BEGIN INPUT RECORDS

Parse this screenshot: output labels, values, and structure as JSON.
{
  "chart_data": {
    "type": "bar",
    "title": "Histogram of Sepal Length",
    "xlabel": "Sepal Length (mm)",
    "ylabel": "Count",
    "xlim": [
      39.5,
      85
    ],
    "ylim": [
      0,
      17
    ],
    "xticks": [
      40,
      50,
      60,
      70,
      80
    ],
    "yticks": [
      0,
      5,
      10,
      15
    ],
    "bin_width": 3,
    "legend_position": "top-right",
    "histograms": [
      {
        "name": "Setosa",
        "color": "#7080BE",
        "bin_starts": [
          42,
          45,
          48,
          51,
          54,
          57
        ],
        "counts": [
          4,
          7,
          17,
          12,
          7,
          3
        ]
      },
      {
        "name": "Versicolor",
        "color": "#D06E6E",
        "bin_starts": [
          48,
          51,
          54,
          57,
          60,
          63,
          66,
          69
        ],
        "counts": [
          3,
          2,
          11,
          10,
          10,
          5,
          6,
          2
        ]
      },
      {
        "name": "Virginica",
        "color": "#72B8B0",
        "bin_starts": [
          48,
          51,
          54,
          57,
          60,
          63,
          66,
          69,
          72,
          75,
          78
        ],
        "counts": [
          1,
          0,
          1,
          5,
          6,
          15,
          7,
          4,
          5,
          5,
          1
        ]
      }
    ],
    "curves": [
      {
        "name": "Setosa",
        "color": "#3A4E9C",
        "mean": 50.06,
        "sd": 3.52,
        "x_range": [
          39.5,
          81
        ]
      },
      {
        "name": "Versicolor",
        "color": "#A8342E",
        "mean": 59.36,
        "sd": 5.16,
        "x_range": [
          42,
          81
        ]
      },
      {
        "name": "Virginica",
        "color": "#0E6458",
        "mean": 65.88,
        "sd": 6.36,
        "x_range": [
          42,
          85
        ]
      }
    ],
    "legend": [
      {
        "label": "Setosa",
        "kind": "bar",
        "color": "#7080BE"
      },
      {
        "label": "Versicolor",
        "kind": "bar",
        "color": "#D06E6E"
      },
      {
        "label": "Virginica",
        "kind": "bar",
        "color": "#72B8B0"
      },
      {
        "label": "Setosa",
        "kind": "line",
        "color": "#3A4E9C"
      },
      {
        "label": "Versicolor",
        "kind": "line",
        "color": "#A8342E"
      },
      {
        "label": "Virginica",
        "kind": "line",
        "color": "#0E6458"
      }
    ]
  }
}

END INPUT RECORDS

=== WHAT IS BEING ASKED ===
In full and verbatim, repeat the records given above.

=== RESPONSE TO THIS TASK ===
Parse this screenshot: output labels, values, and structure as JSON.
{
  "chart_data": {
    "type": "bar",
    "title": "Histogram of Sepal Length",
    "xlabel": "Sepal Length (mm)",
    "ylabel": "Count",
    "xlim": [
      39.5,
      85
    ],
    "ylim": [
      0,
      17
    ],
    "xticks": [
      40,
      50,
      60,
      70,
      80
    ],
    "yticks": [
      0,
      5,
      10,
      15
    ],
    "bin_width": 3,
    "legend_position": "top-right",
    "histograms": [
      {
        "name": "Setosa",
        "color": "#7080BE",
        "bin_starts": [
          42,
          45,
          48,
          51,
          54,
          57
        ],
        "counts": [
          4,
          7,
          17,
          12,
          7,
          3
        ]
      },
      {
        "name": "Versicolor",
        "color": "#D06E6E",
        "bin_starts": [
          48,
          51,
          54,
          57,
          60,
          63,
          66,
          69
        ],
        "counts": [
          3,
          2,
          11,
          10,
          10,
          5,
          6,
          2
        ]
      },
      {
        "name": "Virginica",
        "color": "#72B8B0",
        "bin_starts": [
          48,
          51,
          54,
          57,
          60,
          63,
          66,
          69,
          72,
          75,
          78
        ],
        "counts": [
          1,
          0,
          1,
          5,
          6,
          15,
          7,
          4,
          5,
          5,
          1
        ]
      }
    ],
    "curves": [
      {
        "name": "Setosa",
        "color": "#3A4E9C",
        "mean": 50.06,
        "sd": 3.52,
        "x_range": [
          39.5,
          81
        ]
      },
      {
        "name": "Versicolor",
        "color": "#A8342E",
        "mean": 59.36,
        "sd": 5.16,
        "x_range": [
          42,
          81
        ]
      },
      {
        "name": "Virginica",
        "color": "#0E6458",
        "mean": 65.88,
        "sd": 6.36,
        "x_range": [
          42,
          85
        ]
      }
    ],
    "legend": [
      {
        "label": "Setosa",
        "kind": "bar",
        "color": "#7080BE"
      },
      {
        "label": "Versicolor",
        "kind": "bar",
        "color": "#D06E6E"
      },
      {
        "label": "Virginica",
        "kind": "bar",
        "color": "#72B8B0"
      },
      {
        "label": "Setosa",
        "kind": "line",
        "color": "#3A4E9C"
      },
      {
        "label": "Versicolor",
        "kind": "line",
        "color": "#A8342E"
      },
      {
        "label": "Virginica",
        "kind": "line",
        "color": "#0E6458"
      }
    ]
  }
}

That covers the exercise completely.